Search the material below for the word "StaticAnalyzer" and copy every line in which it occurs.

=== Stored records ===

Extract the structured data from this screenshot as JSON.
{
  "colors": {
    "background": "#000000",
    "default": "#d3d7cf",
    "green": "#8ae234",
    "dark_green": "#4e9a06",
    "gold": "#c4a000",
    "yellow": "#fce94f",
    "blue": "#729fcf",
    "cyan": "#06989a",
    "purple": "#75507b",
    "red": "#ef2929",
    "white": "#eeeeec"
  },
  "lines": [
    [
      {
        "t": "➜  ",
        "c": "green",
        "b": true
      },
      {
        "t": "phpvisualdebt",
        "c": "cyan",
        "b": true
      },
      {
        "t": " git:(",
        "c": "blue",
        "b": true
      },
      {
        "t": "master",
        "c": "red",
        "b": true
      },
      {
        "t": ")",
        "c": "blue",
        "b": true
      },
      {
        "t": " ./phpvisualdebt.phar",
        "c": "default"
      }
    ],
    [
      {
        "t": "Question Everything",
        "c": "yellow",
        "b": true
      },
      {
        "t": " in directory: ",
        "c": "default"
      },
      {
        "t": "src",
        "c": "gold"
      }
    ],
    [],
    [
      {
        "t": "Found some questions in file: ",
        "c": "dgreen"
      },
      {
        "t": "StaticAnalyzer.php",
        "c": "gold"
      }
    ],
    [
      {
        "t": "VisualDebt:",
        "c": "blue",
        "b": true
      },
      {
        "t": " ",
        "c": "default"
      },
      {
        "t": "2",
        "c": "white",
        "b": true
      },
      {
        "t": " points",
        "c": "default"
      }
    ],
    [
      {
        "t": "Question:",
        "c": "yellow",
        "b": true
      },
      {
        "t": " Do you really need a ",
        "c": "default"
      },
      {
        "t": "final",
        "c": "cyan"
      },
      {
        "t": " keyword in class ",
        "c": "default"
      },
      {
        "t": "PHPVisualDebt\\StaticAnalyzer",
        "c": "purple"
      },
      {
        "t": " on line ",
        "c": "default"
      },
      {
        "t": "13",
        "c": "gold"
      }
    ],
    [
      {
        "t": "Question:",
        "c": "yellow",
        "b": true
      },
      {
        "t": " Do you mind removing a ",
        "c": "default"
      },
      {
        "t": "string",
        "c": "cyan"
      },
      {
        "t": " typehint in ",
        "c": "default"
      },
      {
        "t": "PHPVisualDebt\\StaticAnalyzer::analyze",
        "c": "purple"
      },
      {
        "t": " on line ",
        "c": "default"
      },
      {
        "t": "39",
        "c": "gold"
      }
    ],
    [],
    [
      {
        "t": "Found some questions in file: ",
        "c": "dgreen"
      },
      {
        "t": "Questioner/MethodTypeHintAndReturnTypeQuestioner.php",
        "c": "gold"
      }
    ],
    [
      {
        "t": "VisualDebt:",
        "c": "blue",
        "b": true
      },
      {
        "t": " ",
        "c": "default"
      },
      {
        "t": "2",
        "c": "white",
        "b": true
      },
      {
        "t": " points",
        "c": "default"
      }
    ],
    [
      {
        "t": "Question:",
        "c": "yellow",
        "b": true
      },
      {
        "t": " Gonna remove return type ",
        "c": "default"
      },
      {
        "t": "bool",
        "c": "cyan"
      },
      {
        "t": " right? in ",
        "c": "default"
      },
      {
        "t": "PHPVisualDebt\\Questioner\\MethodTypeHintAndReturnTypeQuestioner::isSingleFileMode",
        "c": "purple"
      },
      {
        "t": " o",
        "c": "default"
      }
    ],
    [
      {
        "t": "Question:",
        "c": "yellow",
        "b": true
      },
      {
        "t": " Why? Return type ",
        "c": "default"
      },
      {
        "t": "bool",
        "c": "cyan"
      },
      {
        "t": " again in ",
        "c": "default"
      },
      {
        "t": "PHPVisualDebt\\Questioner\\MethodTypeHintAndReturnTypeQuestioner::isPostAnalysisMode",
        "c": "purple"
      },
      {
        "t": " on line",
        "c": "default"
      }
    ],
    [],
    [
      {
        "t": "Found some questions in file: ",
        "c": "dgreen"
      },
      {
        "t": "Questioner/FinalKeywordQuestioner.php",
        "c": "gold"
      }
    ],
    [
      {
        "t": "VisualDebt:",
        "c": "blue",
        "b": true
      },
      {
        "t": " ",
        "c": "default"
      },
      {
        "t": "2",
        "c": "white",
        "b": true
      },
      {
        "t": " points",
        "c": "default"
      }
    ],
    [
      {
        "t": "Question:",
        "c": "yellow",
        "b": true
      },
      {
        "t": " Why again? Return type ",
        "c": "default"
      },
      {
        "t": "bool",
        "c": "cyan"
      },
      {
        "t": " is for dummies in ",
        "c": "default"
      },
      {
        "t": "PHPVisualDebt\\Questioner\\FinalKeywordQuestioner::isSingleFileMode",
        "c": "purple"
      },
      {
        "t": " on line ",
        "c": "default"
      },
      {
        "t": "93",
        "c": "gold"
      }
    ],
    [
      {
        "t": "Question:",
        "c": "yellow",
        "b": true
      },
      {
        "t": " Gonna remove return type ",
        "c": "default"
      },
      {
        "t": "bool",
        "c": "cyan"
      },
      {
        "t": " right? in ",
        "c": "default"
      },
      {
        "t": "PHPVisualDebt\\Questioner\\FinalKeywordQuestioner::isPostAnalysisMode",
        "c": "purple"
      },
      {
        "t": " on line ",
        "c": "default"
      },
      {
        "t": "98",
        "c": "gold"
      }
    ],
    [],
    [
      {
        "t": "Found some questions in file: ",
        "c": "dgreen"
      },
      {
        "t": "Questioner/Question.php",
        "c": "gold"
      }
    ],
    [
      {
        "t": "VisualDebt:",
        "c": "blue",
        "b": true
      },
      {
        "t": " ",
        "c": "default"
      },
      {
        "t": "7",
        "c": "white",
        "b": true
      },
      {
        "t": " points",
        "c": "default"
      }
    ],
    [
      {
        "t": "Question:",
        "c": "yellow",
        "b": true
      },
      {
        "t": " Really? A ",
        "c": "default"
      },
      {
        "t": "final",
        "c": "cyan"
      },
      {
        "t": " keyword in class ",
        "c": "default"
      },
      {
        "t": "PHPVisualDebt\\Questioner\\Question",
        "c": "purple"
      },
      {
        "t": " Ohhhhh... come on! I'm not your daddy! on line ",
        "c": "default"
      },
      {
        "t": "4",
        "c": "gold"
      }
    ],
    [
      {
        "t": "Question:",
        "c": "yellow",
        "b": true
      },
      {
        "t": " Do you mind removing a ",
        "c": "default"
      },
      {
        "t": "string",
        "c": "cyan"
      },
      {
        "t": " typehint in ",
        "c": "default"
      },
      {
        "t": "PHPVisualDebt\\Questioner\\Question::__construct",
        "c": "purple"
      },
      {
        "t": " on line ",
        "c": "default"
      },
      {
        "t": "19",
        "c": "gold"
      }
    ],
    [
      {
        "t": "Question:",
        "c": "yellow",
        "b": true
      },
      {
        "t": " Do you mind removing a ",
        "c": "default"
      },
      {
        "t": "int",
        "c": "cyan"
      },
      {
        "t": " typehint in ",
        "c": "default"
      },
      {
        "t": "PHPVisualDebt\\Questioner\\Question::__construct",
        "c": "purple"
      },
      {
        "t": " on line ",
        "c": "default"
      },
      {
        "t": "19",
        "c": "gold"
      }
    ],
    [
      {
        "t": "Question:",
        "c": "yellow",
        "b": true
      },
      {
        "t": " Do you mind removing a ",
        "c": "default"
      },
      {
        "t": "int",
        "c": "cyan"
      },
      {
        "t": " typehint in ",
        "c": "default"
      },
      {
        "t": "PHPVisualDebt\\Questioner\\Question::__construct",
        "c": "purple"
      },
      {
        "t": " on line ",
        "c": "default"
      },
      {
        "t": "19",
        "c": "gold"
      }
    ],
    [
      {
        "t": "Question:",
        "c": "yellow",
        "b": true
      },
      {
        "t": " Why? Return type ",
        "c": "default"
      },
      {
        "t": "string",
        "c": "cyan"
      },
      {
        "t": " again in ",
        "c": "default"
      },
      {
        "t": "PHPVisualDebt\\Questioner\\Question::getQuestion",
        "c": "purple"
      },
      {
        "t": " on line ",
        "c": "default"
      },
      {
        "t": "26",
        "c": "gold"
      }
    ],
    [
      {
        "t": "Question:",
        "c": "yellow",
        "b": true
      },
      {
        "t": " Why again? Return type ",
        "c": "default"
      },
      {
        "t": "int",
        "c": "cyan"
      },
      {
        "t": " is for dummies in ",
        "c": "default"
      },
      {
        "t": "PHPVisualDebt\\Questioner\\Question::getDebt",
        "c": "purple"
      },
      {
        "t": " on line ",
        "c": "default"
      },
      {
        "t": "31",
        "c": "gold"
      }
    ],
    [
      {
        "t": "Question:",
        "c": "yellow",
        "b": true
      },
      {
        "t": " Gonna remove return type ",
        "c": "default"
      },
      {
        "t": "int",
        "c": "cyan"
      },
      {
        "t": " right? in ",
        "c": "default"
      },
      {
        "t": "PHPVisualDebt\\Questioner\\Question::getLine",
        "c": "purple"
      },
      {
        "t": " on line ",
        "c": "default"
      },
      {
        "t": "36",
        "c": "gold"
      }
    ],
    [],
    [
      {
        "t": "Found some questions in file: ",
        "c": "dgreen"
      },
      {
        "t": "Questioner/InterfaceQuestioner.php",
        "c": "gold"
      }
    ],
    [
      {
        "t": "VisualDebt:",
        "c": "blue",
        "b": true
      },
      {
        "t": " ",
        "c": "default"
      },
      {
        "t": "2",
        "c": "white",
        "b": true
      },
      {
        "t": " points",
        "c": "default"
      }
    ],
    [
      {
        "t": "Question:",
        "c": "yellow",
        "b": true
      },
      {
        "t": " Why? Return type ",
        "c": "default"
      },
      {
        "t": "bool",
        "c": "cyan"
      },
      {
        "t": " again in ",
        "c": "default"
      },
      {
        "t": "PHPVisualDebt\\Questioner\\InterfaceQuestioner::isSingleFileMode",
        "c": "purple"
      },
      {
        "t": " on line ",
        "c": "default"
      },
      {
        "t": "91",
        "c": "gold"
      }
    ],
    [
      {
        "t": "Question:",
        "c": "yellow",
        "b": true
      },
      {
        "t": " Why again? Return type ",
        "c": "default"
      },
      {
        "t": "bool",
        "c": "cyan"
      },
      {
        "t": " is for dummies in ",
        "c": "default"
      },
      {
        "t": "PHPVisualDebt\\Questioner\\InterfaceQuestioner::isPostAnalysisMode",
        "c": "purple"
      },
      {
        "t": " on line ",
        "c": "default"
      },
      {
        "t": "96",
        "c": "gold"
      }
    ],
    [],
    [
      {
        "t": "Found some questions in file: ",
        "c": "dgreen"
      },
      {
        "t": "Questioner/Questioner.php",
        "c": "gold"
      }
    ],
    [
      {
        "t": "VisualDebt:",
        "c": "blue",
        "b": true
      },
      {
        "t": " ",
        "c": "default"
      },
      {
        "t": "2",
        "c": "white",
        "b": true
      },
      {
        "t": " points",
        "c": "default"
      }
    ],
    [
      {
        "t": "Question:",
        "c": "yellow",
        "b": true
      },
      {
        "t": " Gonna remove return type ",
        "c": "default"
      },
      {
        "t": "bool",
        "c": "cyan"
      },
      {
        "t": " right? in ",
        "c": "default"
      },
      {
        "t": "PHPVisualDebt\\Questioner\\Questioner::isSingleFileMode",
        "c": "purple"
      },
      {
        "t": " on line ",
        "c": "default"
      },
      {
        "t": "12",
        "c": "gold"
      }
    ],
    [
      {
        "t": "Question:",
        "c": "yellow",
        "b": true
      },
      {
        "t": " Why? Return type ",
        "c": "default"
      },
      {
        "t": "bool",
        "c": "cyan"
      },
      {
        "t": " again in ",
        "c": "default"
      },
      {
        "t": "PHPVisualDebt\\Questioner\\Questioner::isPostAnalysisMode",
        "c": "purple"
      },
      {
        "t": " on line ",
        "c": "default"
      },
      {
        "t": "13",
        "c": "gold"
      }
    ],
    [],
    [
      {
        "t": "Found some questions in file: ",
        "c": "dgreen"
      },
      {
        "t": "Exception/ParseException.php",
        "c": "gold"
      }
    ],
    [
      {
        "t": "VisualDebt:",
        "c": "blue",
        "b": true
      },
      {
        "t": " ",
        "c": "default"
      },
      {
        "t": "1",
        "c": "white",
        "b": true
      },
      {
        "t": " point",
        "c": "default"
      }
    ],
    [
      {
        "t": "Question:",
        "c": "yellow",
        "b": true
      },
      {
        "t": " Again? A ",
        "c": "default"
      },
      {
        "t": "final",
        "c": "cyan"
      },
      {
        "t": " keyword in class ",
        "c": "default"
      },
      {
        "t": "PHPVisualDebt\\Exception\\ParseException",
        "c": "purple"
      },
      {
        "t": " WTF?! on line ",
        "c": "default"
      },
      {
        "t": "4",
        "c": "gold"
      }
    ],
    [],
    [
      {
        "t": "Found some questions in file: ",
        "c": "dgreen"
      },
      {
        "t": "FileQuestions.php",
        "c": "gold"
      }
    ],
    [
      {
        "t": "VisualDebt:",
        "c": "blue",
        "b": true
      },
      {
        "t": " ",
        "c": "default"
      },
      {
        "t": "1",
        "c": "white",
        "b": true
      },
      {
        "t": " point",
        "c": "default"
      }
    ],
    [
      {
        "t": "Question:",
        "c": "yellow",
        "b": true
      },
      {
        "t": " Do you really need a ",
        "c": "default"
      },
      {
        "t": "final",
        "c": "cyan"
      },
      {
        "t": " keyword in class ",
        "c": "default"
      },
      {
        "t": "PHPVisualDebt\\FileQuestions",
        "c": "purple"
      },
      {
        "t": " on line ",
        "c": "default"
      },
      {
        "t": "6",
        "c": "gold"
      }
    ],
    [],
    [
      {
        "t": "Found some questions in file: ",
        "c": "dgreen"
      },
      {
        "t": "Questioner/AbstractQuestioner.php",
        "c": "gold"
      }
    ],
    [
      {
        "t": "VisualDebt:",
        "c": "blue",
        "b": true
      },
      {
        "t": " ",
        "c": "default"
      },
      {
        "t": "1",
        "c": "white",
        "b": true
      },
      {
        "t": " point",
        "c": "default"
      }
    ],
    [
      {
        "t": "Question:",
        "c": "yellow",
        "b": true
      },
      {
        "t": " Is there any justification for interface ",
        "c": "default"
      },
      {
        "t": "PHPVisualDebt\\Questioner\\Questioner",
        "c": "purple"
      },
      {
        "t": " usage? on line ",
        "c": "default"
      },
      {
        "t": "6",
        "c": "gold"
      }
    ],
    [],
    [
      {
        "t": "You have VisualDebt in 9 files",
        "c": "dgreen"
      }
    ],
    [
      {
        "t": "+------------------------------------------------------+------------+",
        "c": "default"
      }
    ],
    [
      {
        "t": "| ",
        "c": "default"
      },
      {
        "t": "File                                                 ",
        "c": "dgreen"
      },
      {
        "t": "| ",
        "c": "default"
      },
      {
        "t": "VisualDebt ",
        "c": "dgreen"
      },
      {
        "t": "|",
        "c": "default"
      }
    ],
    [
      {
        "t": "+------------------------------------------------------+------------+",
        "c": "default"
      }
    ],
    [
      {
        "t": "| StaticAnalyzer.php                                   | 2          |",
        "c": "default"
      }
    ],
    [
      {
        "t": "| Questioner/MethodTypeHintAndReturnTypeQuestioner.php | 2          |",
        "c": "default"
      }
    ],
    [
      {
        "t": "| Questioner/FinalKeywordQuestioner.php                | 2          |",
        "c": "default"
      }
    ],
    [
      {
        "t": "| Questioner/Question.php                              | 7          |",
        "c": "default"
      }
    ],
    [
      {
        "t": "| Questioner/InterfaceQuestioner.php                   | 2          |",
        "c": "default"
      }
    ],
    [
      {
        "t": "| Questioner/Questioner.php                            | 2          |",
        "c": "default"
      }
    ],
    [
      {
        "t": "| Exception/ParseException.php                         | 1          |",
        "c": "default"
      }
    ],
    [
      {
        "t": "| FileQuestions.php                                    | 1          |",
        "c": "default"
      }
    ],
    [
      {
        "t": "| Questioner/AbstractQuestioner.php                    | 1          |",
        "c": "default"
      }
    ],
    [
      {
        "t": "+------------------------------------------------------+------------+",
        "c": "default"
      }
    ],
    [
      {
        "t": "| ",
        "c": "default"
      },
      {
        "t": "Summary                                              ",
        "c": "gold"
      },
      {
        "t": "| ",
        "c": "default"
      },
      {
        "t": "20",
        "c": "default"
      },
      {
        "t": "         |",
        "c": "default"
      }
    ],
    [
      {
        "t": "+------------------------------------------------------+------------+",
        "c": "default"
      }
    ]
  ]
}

===

__Exercise answer__.
        "t": "StaticAnalyzer.php",
        "t": "PHPVisualDebt\\StaticAnalyzer",
        "t": "PHPVisualDebt\\StaticAnalyzer::analyze",
        "t": "| StaticAnalyzer.php                                   | 2          |",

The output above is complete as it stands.